[Extracted records]
** Begin **
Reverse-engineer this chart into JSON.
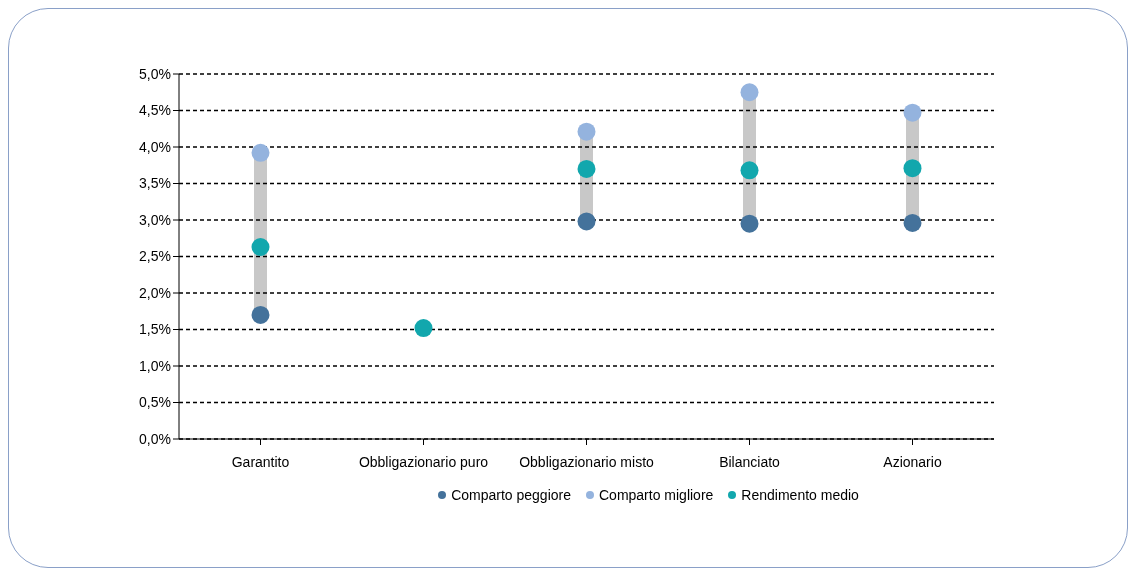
{
  "chart_data": {
    "type": "scatter",
    "categories": [
      "Garantito",
      "Obbligazionario puro",
      "Obbligazionario misto",
      "Bilanciato",
      "Azionario"
    ],
    "series": [
      {
        "name": "Comparto peggiore",
        "color": "#44729b",
        "values": [
          1.7,
          null,
          2.98,
          2.95,
          2.96
        ]
      },
      {
        "name": "Comparto migliore",
        "color": "#94b3de",
        "values": [
          3.92,
          null,
          4.21,
          4.75,
          4.47
        ]
      },
      {
        "name": "Rendimento medio",
        "color": "#12a7ad",
        "values": [
          2.63,
          1.52,
          3.7,
          3.68,
          3.71
        ]
      }
    ],
    "ylim": [
      0,
      5
    ],
    "yticks": [
      {
        "value": 0,
        "label": "0,0%"
      },
      {
        "value": 0.5,
        "label": "0,5%"
      },
      {
        "value": 1,
        "label": "1,0%"
      },
      {
        "value": 1.5,
        "label": "1,5%"
      },
      {
        "value": 2,
        "label": "2,0%"
      },
      {
        "value": 2.5,
        "label": "2,5%"
      },
      {
        "value": 3,
        "label": "3,0%"
      },
      {
        "value": 3.5,
        "label": "3,5%"
      },
      {
        "value": 4,
        "label": "4,0%"
      },
      {
        "value": 4.5,
        "label": "4,5%"
      },
      {
        "value": 5,
        "label": "5,0%"
      }
    ],
    "grid": "y",
    "legend": "bottom",
    "marker": "circle"
  }
}
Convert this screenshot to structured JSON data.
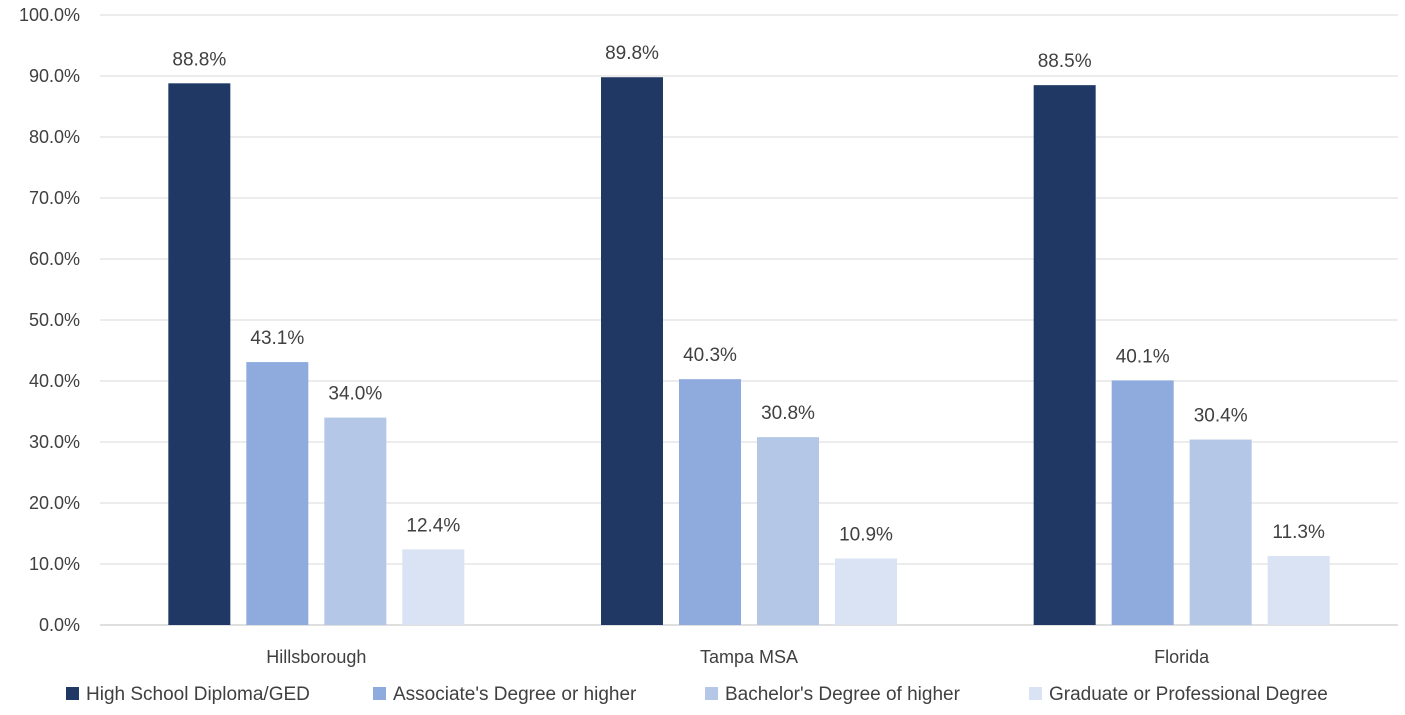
{
  "chart_data": {
    "type": "bar",
    "categories": [
      "Hillsborough",
      "Tampa MSA",
      "Florida"
    ],
    "series": [
      {
        "name": "High School Diploma/GED",
        "values": [
          88.8,
          89.8,
          88.5
        ],
        "labels": [
          "88.8%",
          "89.8%",
          "88.5%"
        ],
        "color": "#203864"
      },
      {
        "name": "Associate's Degree or higher",
        "values": [
          43.1,
          40.3,
          40.1
        ],
        "labels": [
          "43.1%",
          "40.3%",
          "40.1%"
        ],
        "color": "#8faadc"
      },
      {
        "name": "Bachelor's Degree of higher",
        "values": [
          34.0,
          30.8,
          30.4
        ],
        "labels": [
          "34.0%",
          "30.8%",
          "30.4%"
        ],
        "color": "#b4c7e7"
      },
      {
        "name": "Graduate or Professional Degree",
        "values": [
          12.4,
          10.9,
          11.3
        ],
        "labels": [
          "12.4%",
          "10.9%",
          "11.3%"
        ],
        "color": "#dae3f3"
      }
    ],
    "yticks": [
      "0.0%",
      "10.0%",
      "20.0%",
      "30.0%",
      "40.0%",
      "50.0%",
      "60.0%",
      "70.0%",
      "80.0%",
      "90.0%",
      "100.0%"
    ],
    "ylim": [
      0,
      100
    ],
    "grid": true,
    "legend": "bottom"
  }
}
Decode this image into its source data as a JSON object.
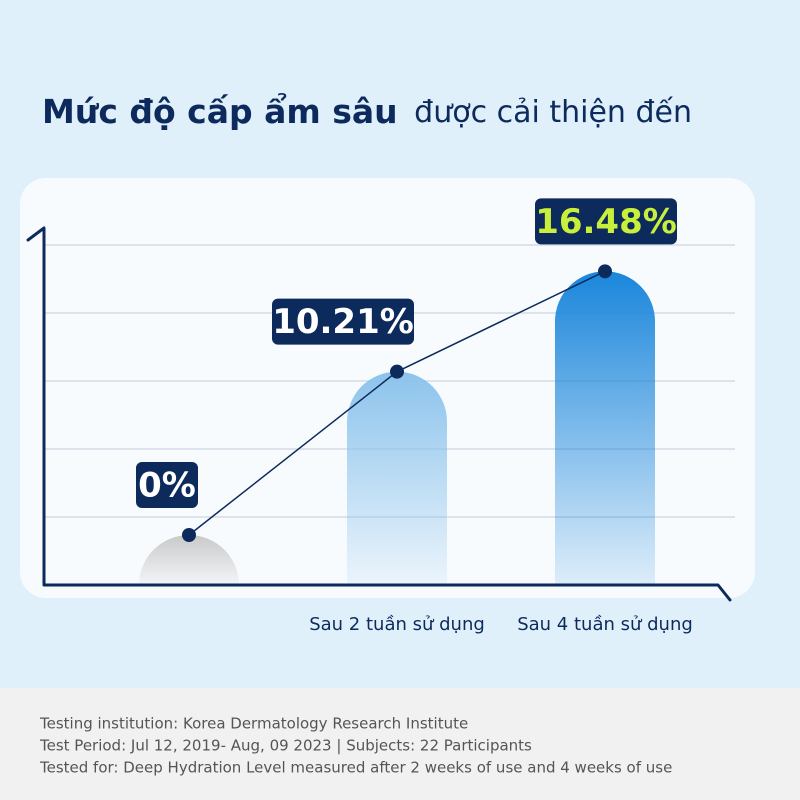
{
  "chart_data": {
    "type": "bar",
    "title": "Mức độ cấp ẩm sâu",
    "subtitle": "được cải thiện đến",
    "categories": [
      null,
      "Sau 2 tuần sử dụng",
      "Sau 4 tuần sử dụng"
    ],
    "values": [
      0,
      10.21,
      16.48
    ],
    "value_labels": [
      "0%",
      "10.21%",
      "16.48%"
    ],
    "label_colors": [
      "#ffffff",
      "#ffffff",
      "#c8f03a"
    ],
    "colors": [
      "#c9c9c9",
      "#8cc3ec",
      "#1a86db"
    ],
    "line_color": "#0d2a5c",
    "ylim": [
      0,
      20
    ],
    "footnotes": [
      "Testing institution: Korea Dermatology Research Institute",
      "Test Period: Jul 12, 2019- Aug, 09 2023  |  Subjects: 22 Participants",
      "Tested for: Deep Hydration Level measured after 2 weeks of use and 4 weeks of use"
    ]
  }
}
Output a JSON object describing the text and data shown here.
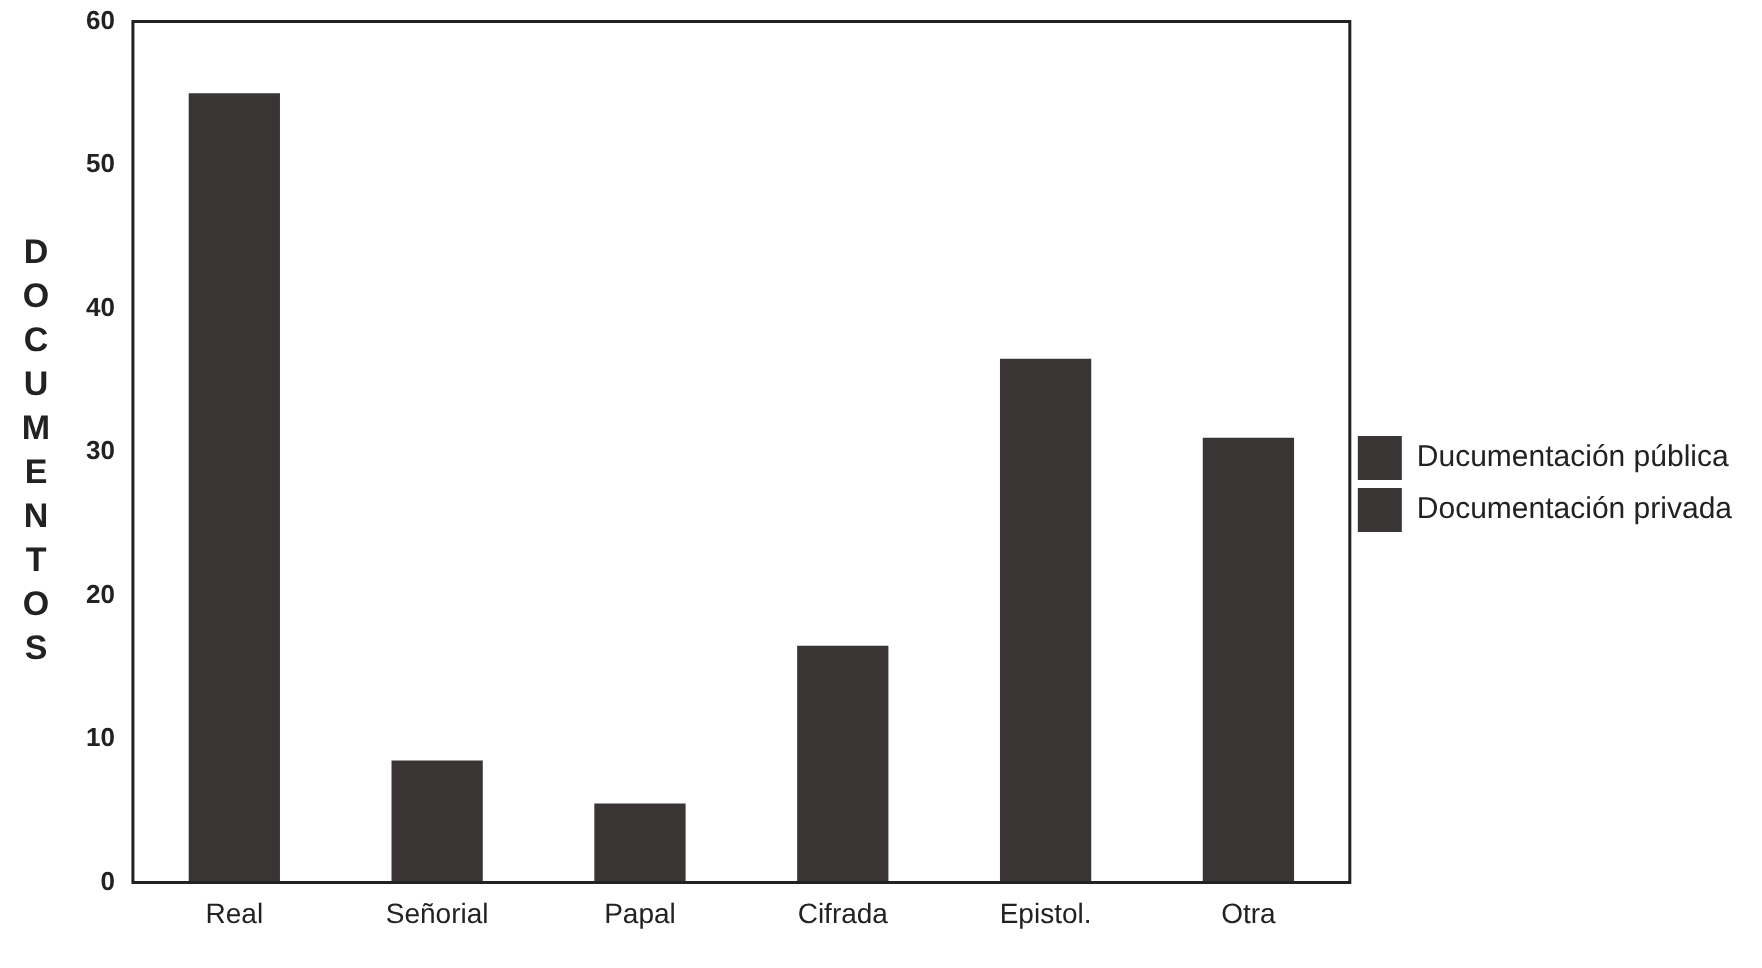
{
  "chart_data": {
    "type": "bar",
    "ylabel": "DOCUMENTOS",
    "categories": [
      "Real",
      "Señorial",
      "Papal",
      "Cifrada",
      "Epistol.",
      "Otra"
    ],
    "series": [
      {
        "name": "Ducumentación pública",
        "color": "#3a3535",
        "values": [
          55,
          8.5,
          5.5,
          null,
          null,
          null
        ]
      },
      {
        "name": "Documentación privada",
        "color": "#3a3535",
        "values": [
          null,
          null,
          null,
          16.5,
          36.5,
          31
        ]
      }
    ],
    "ylim": [
      0,
      60
    ],
    "yticks": [
      0,
      10,
      20,
      30,
      40,
      50,
      60
    ],
    "grid": false,
    "legend": "right"
  }
}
** End **
● Problem statement:
Read the data above. Pull out each line in which the string "Comparto" appears.

● Task solution:
        "name": "Comparto peggiore",
        "name": "Comparto migliore",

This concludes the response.